* **The problem**
Among the lines below, count those with "საქართველო". Give only the number.

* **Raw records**
────
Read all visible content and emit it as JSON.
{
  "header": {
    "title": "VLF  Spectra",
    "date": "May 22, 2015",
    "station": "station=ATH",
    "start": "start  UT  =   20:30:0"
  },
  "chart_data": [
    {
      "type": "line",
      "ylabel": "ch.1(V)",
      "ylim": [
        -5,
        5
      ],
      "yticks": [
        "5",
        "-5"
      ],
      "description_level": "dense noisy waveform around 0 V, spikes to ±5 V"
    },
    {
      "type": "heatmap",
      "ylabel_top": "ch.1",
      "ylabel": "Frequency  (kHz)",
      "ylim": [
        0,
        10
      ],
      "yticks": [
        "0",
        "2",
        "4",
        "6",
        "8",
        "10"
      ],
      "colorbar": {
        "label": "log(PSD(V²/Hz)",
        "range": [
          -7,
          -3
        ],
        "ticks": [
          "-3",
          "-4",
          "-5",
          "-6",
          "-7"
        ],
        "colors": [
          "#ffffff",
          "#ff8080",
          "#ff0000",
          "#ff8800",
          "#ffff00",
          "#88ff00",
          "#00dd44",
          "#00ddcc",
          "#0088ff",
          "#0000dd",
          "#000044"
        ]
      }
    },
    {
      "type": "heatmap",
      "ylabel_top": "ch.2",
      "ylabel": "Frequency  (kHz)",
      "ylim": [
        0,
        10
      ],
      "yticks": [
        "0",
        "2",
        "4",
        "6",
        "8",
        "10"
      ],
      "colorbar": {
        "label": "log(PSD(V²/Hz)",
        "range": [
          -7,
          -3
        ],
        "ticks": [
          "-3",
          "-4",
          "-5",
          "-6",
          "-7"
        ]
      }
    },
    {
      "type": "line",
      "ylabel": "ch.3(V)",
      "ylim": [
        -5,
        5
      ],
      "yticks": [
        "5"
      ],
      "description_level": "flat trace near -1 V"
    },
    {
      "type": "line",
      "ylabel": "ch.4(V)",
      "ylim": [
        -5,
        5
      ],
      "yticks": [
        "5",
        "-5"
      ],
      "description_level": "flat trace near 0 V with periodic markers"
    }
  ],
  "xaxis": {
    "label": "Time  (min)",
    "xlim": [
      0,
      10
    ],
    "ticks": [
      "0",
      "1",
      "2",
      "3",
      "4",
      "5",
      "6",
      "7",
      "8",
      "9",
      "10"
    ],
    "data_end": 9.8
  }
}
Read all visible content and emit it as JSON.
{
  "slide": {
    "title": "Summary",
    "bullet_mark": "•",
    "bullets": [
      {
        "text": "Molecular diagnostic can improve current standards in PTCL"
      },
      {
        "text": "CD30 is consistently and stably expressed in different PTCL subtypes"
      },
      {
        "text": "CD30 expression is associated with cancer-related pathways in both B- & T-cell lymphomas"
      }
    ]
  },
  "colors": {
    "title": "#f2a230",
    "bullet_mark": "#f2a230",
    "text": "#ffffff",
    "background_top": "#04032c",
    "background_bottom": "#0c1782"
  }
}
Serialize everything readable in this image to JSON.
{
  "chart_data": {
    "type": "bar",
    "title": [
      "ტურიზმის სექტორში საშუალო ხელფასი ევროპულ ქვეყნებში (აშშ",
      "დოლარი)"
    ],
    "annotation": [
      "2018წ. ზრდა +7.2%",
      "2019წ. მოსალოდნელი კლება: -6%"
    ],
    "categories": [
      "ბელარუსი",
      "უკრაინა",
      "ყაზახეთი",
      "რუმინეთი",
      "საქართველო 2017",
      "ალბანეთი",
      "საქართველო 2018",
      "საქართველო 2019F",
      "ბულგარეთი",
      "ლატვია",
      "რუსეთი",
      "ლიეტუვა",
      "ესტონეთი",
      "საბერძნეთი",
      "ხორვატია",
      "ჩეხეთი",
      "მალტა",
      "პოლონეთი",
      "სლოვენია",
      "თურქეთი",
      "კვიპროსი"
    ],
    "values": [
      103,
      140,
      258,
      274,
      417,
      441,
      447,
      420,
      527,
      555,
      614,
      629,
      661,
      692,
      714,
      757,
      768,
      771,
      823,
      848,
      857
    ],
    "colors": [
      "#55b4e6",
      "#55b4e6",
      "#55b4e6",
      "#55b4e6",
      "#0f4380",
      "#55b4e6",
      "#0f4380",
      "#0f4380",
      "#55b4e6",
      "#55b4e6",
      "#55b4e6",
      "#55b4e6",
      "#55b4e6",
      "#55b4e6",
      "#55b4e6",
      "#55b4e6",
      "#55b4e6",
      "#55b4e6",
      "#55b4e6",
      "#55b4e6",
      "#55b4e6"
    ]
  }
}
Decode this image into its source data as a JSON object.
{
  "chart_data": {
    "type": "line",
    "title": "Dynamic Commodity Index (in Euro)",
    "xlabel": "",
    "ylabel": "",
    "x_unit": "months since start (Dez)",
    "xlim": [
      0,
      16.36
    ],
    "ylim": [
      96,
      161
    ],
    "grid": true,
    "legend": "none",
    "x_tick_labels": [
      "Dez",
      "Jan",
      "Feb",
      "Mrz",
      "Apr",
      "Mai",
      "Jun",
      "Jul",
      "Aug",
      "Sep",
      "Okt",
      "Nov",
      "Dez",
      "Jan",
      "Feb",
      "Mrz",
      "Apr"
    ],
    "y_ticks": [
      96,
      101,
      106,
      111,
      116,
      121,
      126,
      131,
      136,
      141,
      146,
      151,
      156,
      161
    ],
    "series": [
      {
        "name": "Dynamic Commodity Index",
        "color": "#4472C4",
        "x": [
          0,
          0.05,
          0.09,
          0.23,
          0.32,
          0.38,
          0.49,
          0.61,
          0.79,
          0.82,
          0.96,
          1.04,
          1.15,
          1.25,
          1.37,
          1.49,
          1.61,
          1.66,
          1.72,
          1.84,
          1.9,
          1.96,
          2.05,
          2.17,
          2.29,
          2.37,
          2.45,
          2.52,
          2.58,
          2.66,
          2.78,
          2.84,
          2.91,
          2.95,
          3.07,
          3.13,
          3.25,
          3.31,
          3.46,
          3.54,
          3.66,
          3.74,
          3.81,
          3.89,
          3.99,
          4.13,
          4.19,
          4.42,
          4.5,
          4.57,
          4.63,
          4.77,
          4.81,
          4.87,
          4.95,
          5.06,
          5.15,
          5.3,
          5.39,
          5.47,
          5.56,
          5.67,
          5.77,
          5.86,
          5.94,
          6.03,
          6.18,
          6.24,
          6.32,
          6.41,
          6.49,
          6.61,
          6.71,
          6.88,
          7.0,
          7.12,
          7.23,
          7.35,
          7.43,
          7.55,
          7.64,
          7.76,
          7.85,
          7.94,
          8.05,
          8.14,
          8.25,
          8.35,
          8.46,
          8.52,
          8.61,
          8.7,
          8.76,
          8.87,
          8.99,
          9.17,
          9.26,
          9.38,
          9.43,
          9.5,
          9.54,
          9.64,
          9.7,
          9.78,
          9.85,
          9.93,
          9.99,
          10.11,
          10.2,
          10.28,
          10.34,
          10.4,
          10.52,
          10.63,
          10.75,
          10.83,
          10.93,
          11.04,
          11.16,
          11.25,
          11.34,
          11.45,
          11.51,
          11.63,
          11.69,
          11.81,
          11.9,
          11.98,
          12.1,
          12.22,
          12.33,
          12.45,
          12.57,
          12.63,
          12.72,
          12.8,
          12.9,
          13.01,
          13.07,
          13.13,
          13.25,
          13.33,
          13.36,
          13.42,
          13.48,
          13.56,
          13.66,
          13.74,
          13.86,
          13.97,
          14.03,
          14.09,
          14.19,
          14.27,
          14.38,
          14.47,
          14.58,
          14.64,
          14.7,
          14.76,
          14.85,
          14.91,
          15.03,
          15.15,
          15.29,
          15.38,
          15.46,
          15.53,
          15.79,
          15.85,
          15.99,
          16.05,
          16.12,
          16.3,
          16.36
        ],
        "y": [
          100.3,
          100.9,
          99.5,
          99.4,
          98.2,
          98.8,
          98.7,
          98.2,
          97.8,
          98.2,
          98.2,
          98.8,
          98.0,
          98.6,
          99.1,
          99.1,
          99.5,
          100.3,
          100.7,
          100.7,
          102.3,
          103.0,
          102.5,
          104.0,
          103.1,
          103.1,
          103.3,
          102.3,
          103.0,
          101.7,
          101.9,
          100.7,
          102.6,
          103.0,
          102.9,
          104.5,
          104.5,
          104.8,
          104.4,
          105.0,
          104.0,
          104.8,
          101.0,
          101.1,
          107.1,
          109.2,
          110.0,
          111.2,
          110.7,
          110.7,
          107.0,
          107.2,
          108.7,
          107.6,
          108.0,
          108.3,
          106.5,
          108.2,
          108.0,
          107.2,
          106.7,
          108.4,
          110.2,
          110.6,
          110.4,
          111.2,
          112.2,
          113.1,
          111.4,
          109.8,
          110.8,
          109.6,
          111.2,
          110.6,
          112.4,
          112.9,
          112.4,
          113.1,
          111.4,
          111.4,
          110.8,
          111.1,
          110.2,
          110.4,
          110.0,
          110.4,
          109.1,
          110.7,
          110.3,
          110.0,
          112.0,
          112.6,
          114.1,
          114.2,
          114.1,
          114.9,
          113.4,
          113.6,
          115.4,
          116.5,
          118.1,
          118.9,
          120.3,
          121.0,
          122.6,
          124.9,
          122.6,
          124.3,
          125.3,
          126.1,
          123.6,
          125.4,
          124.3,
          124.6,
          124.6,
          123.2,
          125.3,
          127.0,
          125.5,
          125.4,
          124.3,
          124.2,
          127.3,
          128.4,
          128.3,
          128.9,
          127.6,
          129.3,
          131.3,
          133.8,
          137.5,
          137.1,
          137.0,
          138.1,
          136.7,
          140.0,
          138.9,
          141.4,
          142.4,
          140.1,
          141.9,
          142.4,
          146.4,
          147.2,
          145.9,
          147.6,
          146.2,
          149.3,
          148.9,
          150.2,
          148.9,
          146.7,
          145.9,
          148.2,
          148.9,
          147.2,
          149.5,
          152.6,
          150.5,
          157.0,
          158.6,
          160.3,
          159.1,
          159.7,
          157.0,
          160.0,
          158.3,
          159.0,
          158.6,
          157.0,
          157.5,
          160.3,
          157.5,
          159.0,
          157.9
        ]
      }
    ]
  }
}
────
* **Response below**
3